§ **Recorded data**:
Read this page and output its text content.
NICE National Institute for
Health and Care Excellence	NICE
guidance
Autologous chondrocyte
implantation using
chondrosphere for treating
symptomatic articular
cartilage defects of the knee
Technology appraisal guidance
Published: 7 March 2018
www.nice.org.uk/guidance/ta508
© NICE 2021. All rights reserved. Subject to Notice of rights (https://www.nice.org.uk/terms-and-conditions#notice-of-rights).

--

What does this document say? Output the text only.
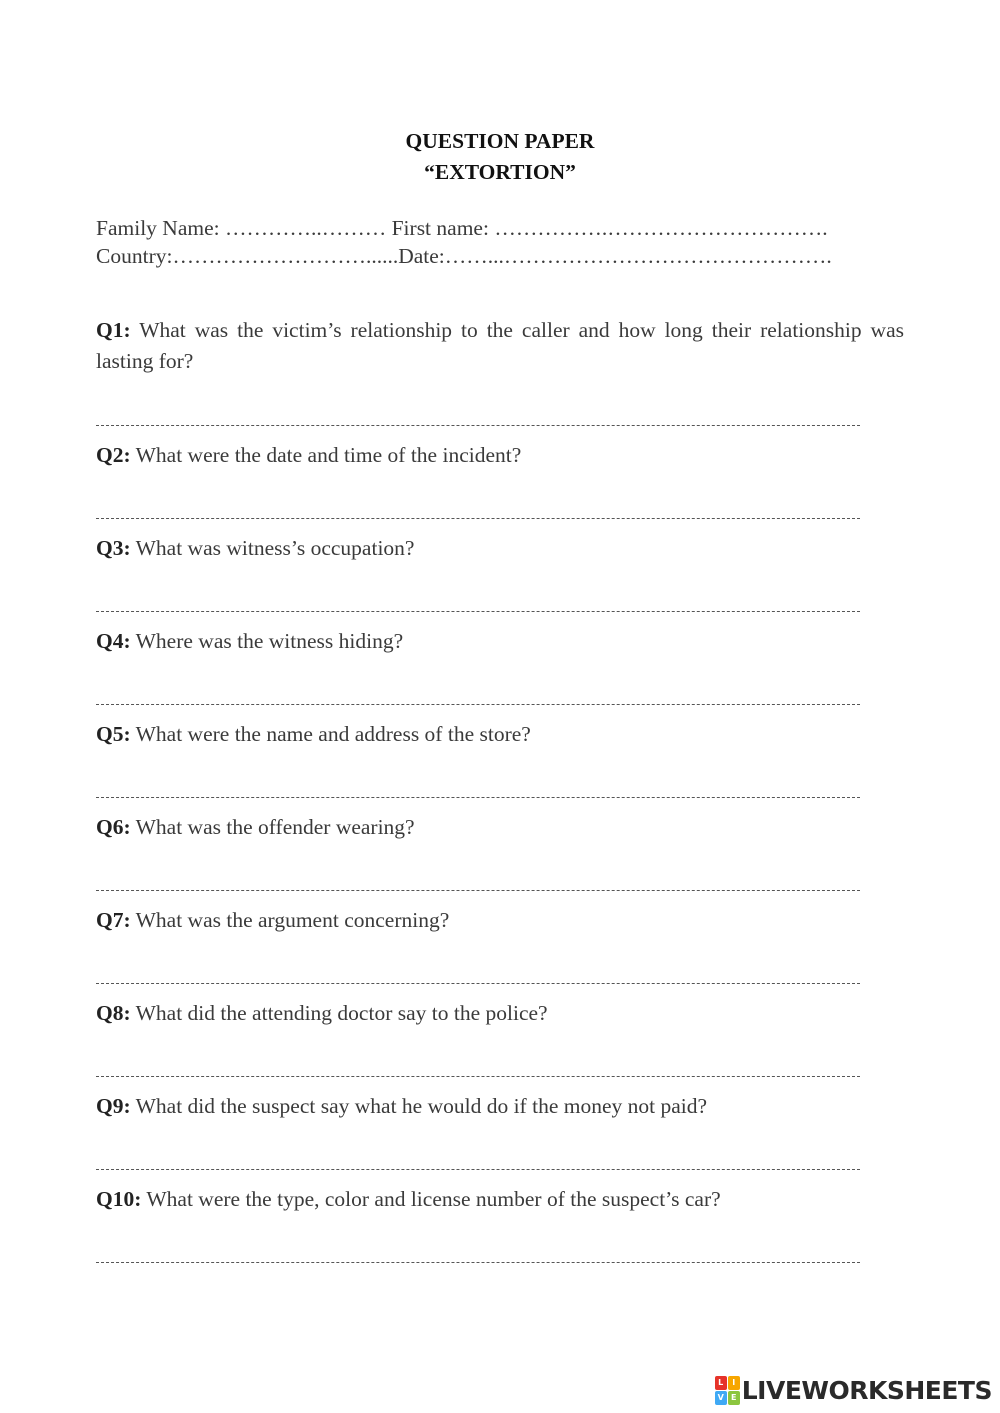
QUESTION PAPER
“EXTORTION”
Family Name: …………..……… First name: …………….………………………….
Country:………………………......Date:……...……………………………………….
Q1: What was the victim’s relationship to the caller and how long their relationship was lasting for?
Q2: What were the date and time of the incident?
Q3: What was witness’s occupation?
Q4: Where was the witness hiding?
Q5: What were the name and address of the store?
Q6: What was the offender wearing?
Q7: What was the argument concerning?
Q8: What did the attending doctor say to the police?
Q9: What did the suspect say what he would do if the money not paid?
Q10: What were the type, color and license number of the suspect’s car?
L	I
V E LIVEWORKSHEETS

§ **Exercise**: Gather each line of the listing containing the word "name" and show it.

§ **Written response**:
Family Name: …………..……… First name: …………….………………………….
Q5: What were the name and address of the store?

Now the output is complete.